(Data entries)
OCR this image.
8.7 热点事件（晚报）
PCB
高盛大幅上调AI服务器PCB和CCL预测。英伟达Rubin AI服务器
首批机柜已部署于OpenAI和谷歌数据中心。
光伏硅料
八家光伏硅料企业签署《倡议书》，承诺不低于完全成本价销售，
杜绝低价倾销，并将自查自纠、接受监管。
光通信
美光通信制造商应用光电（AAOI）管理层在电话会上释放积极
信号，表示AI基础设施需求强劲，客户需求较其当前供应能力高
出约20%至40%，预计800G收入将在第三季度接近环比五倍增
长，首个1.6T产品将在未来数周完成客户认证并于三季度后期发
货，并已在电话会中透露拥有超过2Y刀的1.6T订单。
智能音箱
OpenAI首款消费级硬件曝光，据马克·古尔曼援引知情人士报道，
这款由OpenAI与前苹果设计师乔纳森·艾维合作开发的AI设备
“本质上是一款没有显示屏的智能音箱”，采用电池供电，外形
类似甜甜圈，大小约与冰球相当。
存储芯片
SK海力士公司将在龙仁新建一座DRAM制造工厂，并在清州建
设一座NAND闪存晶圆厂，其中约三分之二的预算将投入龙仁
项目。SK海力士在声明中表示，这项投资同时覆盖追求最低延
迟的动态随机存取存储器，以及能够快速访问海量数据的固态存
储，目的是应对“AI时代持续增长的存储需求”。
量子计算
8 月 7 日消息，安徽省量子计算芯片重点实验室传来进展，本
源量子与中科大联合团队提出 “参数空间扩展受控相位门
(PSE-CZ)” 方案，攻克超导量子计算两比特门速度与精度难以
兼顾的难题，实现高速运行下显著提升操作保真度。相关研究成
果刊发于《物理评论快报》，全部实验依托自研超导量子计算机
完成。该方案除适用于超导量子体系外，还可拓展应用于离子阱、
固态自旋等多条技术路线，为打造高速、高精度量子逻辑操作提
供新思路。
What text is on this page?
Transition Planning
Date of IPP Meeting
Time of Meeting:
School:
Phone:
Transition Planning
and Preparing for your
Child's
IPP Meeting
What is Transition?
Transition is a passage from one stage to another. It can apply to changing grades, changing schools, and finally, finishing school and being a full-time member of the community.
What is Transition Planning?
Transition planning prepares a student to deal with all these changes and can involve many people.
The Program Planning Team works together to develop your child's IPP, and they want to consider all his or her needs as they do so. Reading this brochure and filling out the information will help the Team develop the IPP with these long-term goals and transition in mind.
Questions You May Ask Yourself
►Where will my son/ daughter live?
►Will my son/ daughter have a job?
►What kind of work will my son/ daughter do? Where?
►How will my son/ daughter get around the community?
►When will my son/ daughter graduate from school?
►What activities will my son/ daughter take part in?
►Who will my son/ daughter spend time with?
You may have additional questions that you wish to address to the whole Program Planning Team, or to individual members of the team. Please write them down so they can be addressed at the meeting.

● Exercise directions: Scan the material for lines with the word "What", and copy each line you find.

● Result:
What text is on this page?
What is Transition?
What is Transition Planning?
►What kind of work will my son/ daughter do? Where?
►What activities will my son/ daughter take part in?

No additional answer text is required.